* **EXERCISE DIRECTIONS**
Below are the entries; count the lines in them that contain the word "text" and give only the number.
··· RECORDS FOR THIS TASK
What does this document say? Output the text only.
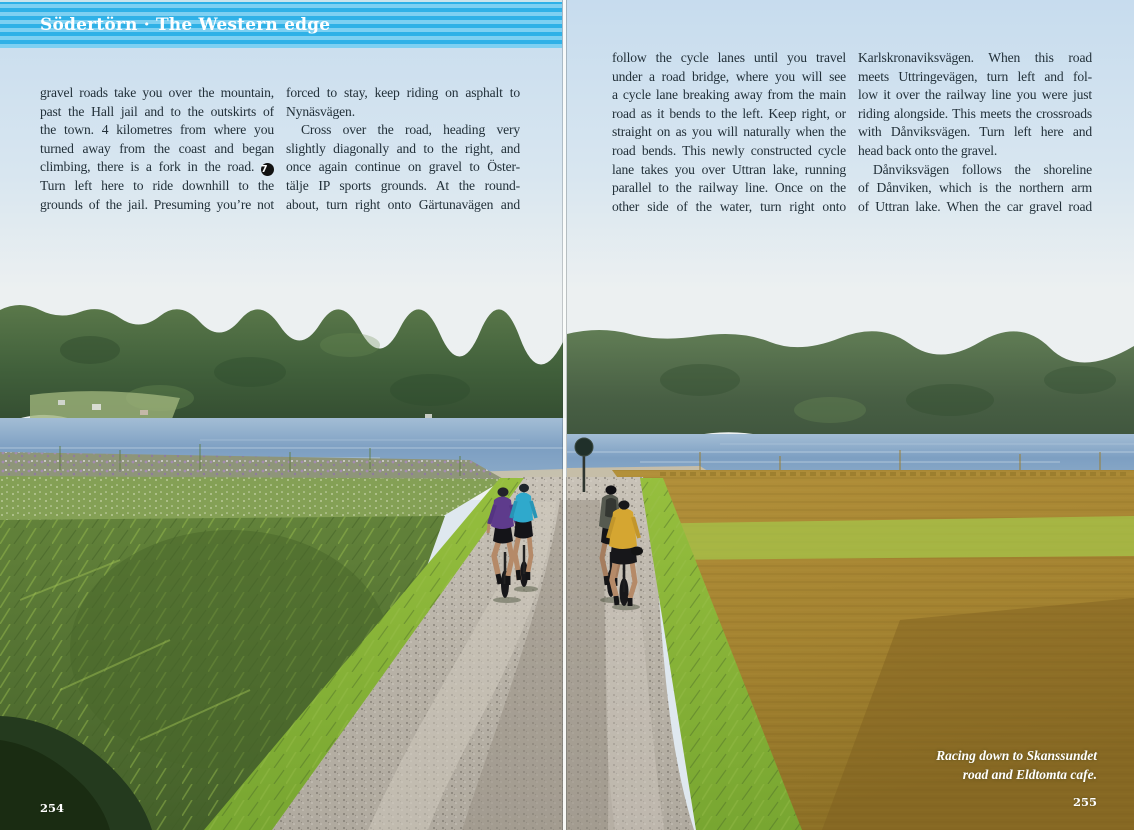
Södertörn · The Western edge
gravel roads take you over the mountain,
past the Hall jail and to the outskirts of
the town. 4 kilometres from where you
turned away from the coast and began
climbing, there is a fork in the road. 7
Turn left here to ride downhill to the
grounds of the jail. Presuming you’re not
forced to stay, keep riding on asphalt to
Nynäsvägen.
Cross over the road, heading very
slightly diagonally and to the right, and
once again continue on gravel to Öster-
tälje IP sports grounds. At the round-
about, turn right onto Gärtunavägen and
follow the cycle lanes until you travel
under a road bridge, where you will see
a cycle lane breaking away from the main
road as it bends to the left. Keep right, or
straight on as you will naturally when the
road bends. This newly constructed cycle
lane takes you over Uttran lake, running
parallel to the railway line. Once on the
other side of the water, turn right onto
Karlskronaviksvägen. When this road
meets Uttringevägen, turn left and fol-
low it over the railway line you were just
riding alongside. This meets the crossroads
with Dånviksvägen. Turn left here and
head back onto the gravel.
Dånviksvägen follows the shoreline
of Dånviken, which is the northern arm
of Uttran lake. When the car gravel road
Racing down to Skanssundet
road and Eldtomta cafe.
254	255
······
··· RECORDS FOR THIS TASK
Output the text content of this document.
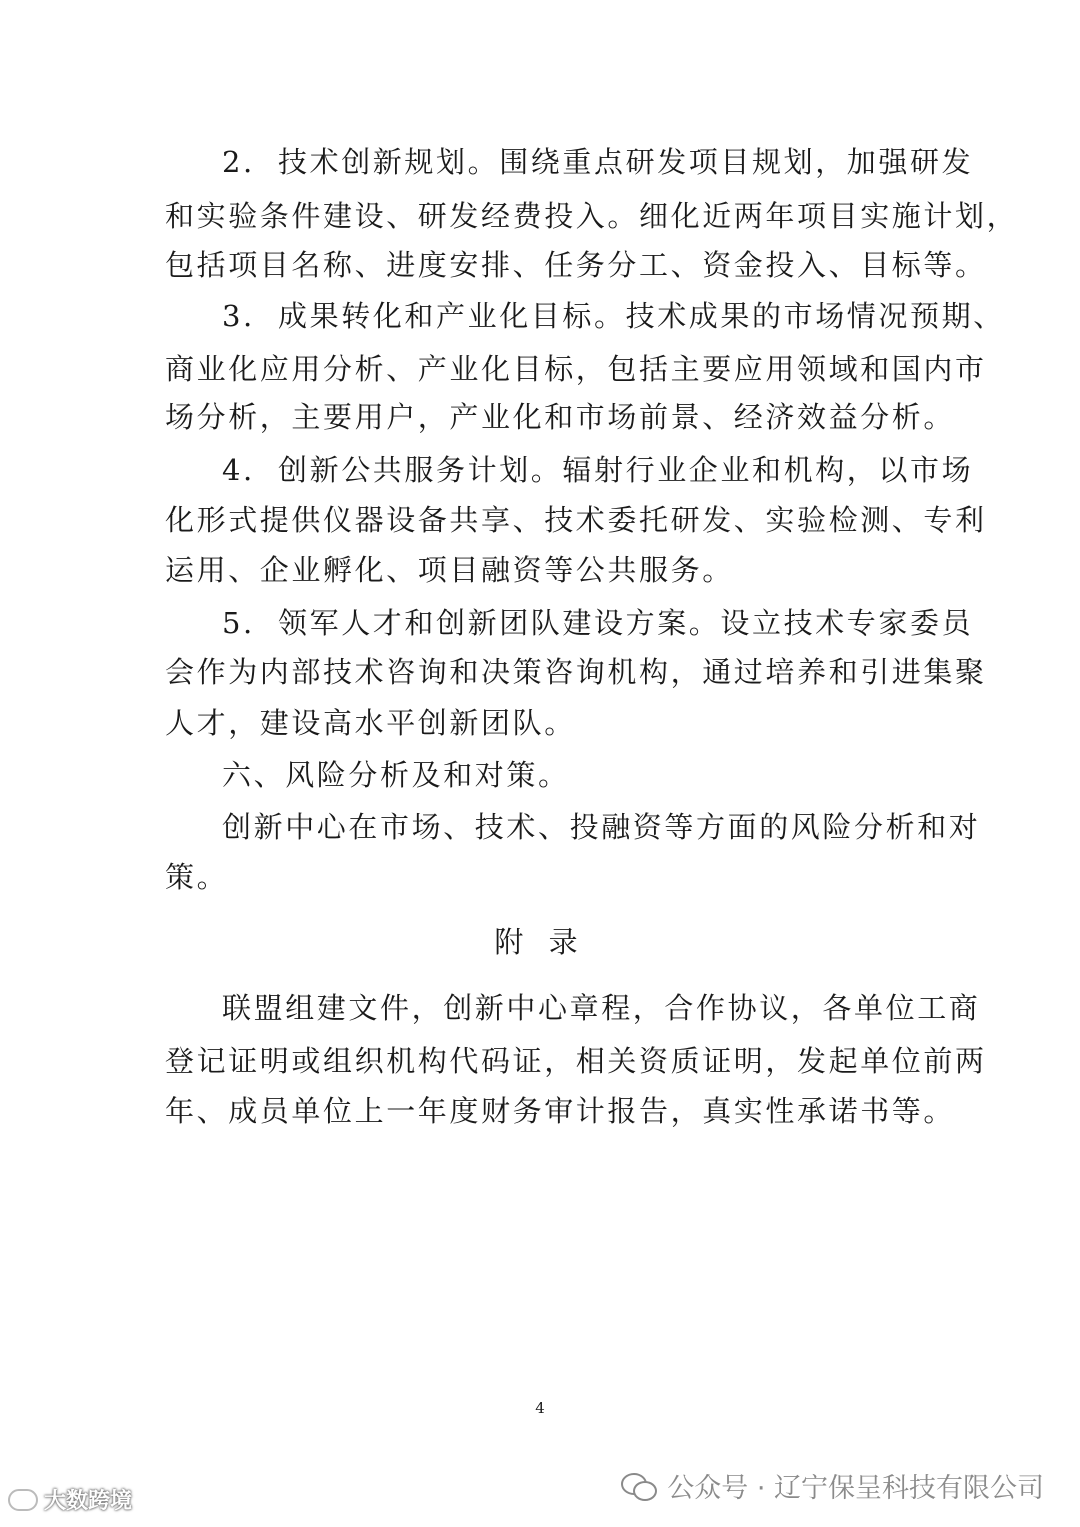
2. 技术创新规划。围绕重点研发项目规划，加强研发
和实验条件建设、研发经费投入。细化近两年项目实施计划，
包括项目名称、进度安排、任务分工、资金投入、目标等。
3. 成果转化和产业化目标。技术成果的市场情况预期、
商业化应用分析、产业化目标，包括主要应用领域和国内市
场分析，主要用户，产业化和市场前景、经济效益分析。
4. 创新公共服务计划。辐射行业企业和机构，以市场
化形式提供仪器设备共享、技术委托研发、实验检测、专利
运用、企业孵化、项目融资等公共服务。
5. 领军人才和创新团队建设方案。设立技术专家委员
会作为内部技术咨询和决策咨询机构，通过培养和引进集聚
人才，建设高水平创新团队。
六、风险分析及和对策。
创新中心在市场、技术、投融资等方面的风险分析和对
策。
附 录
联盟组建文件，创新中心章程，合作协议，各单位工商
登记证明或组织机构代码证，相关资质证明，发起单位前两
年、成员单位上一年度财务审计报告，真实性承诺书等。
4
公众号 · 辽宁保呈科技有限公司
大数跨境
······
* **SOLUTION BELOW**
2